- Work to complete -
1. In the passage on counting movie poster collectors, copy the part that opens with the words "Given your figures" and closes with "your sales lists.", substituting "astonished" for "surprised".
2. Pick up the passage on counting movie poster collectors after its final sentence and write what comes next.

- Source passage -
Way WAY back in 1998, I was asked by a collector to estimate how many active movie poster collectors there were at that time in the entire world! He was inspired to ask me that because he had just read (in the gone, but not forgotten, "Bible" of the movie poster hobby, Movie Collector's World, that major dealer book/publisher Tony Nourmand had taken a guess at the number, and he wanted MY thoughts as well. This was soon after I started this email club (17 YEARS ago!) and I ran his question and my answer in the club, as follows:

"I'd be interested in your comments on a point raised by Tony Nourmand (an English dealer) in an interview in Movie Collector's World. Nourmand guesstimated the number of movie poster collectors in the U.S. at a 'very generous' 10,000, more than double the 4,200 circulation of Movie Collector's World. The paid subscriptions to Movie Collector's World are only 2,400 and the rest of the copies are from newsstands. You (Bruce Hershenson) have said that you send out around 2000 Sales Lists and receive around 600 orders.

Given your figures and MCW's, I'd be very surprised if the number of active collectors (a hard to define term, of course) is anywhere close to 10,000. I can't imagine an active collector who doesn't bother to get MCW, and suspect that some who get it don't buy much during any given year. However, I also can't imagine an active collector wouldn't want to get your sales lists.

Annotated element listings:
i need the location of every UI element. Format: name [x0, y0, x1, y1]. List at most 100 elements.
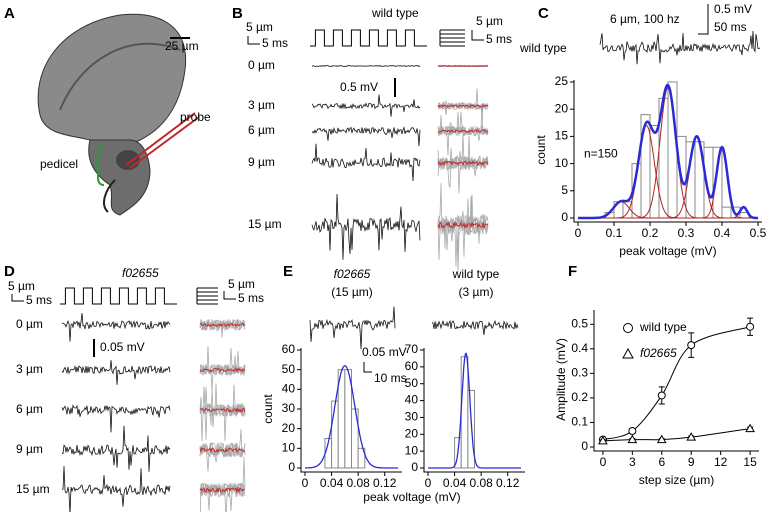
x-tick-label: 0.12 [373, 476, 397, 490]
scale-label: 5 ms [26, 293, 52, 307]
legend-label: f02665 [640, 346, 677, 360]
row-label: 0 µm [248, 58, 275, 72]
scale-label: 5 µm [228, 277, 255, 291]
trace [199, 486, 246, 494]
y-tick-label: 0 [288, 460, 295, 474]
probe-line [129, 116, 200, 169]
x-tick-label: 3 [629, 455, 636, 469]
x-tick-label: 0.12 [496, 476, 520, 490]
y-tick-label: 0.3 [571, 366, 588, 380]
scale-label: 5 µm [246, 20, 273, 34]
x-tick-label: 0 [302, 476, 309, 490]
x-tick-label: 0.2 [642, 226, 659, 240]
x-tick-label: 0 [600, 455, 607, 469]
panel-label: A [4, 5, 15, 22]
panel-title: (15 µm) [331, 285, 373, 299]
x-axis-label: peak voltage (mV) [363, 490, 460, 504]
point [628, 427, 637, 436]
legend-marker [623, 323, 633, 333]
fit-curve [305, 365, 398, 469]
y-tick-label: 50 [282, 362, 296, 376]
scale-label: 25 µm [165, 39, 199, 53]
y-tick-label: 0.4 [571, 341, 588, 355]
trace [311, 94, 421, 117]
bar [721, 206, 732, 219]
brace [92, 144, 105, 186]
y-tick-label: 40 [405, 393, 419, 407]
trace [61, 425, 171, 472]
point [656, 434, 667, 444]
stimulus [310, 29, 427, 47]
scale-label: 50 ms [714, 20, 747, 34]
trace [61, 404, 171, 433]
annotation: n=150 [584, 146, 618, 160]
trace [199, 319, 246, 338]
bar [357, 447, 366, 469]
trace-label: wild type [519, 41, 567, 55]
panel-title: wild type [452, 267, 500, 281]
axis [573, 80, 762, 223]
trace [437, 128, 489, 134]
y-tick-label: 40 [282, 382, 296, 396]
point [745, 423, 755, 433]
legend-marker [622, 347, 634, 359]
stimulus [60, 287, 177, 305]
trace [61, 312, 171, 342]
fit-line [602, 326, 751, 441]
axis [593, 310, 759, 452]
point [686, 432, 697, 441]
scale-label: 5 ms [262, 36, 288, 50]
point [627, 434, 638, 444]
scale-bar [363, 362, 372, 373]
probe-line [125, 112, 196, 166]
y-tick-label: 60 [282, 342, 296, 356]
fit-curve [578, 83, 758, 220]
trace [199, 447, 246, 454]
y-tick-label: 0 [411, 460, 418, 474]
scale-bar [471, 30, 484, 41]
y-tick-label: 0.1 [571, 415, 588, 429]
y-tick-label: 30 [282, 401, 296, 415]
y-tick-label: 20 [405, 426, 419, 440]
x-tick-label: 0.04 [443, 476, 467, 490]
y-tick-label: 20 [282, 421, 296, 435]
panel-label: C [538, 5, 549, 22]
trace [199, 367, 246, 373]
row-label: 9 µm [248, 155, 275, 169]
y-axis-label: count [534, 135, 548, 165]
panel-label: B [232, 5, 243, 22]
x-tick-label: 0.4 [714, 226, 731, 240]
y-axis-label: Amplitude (mV) [554, 338, 568, 421]
pedicel-label: pedicel [40, 157, 78, 171]
y-tick-label: 10 [282, 441, 296, 455]
panel-label: D [4, 263, 15, 280]
trace [61, 466, 171, 512]
point [598, 435, 608, 445]
x-tick-label: 0.04 [320, 476, 344, 490]
x-tick-label: 15 [743, 455, 757, 469]
row-label: 15 µm [16, 482, 50, 496]
y-tick-label: 0 [581, 439, 588, 453]
bar [331, 400, 339, 469]
panel-title: f02665 [334, 267, 371, 281]
trace [311, 193, 421, 260]
x-tick-label: 0 [575, 226, 582, 240]
bar [344, 369, 353, 469]
x-tick-label: 6 [658, 455, 665, 469]
row-label: 9 µm [16, 442, 43, 456]
scale-label: 0.05 mV [362, 345, 407, 359]
bar [460, 356, 469, 469]
trace-title: 6 µm, 100 hz [610, 12, 680, 26]
fly-illustration [37, 13, 187, 216]
row-label: 6 µm [248, 123, 275, 137]
scale-label: 5 µm [476, 14, 503, 28]
trace [309, 306, 396, 350]
panel-title: f02655 [122, 266, 159, 280]
scale-label: 10 ms [374, 371, 407, 385]
point [657, 391, 666, 400]
trace [199, 442, 246, 458]
voltage-scale: 0.05 mV [100, 340, 145, 354]
trace [199, 322, 246, 328]
scale-label: 5 µm [8, 279, 35, 293]
trace [311, 143, 421, 182]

- Results of the exercise -
1.
Given your figures and MCW's, I'd be very astonished if the number of active collectors (a hard to define term, of course) is anywhere close to 10,000. I can't imagine an active collector who doesn't bother to get MCW, and suspect that some who get it don't buy much during any given year. However, I also can't imagine an active collector wouldn't want to get your sales lists.

2.
Therefore, I'd estimate the number of collectors who spend, say, more than $100 in a given year to be somewhere between the number of buyers at your sales (around 600) and the number who buy Movie Collector's World. It would be interesting to know how many collectors there are who spend different amounts in an average year. I'd guess the number of collectors who spend more than $1,000 in an average year is less than 1,000 in the U.S., but that's an uninformed guess.

I think the numbers issue is an important one for both dealers and collectors. If the numbers are low, the possibility of a collector being able to resell or trade items in the future is less than if they are many collectors. Auctions seem to be atypical situations, as suggested by Morris Everett's comment in Movie Collector's World that 1/4 of the total spent at the last Columbus auction was a result of the unexpected appearance of just two buyers. Auctions seem to be successful with the appearance of no more than a few dozen buyers, if they are the right ones. What are your comments?"

Here is how I replied (remember this was SEVENTEEN YEARS AGO!):

"What a great question! People often assume there must be tens of thousands of serious vintage movie poster collectors, as there are in other hobbies, such as coins, stamps, baseball cards or comic books. There aren't. I echo the view of the letter writer, and after ten years of selling over a million dollars of posters a year, I can state with a great degree of certainty that there are no more than two or three thousand serious collectors, and that perhaps a thousand of them are in it for the long term (many years) while the rest drift in and out, replacing other collectors who drop out, and being replaced by more new collectors. This is backed up by the fact that my mailing list has stayed remarkably constant at around 2000, despite at least 500 dropping off each year (they are replaced by new customers), and by the fact that Movie Collector's World's circulation has stayed the same for over ten years, despite hundreds of new collectors joining each year.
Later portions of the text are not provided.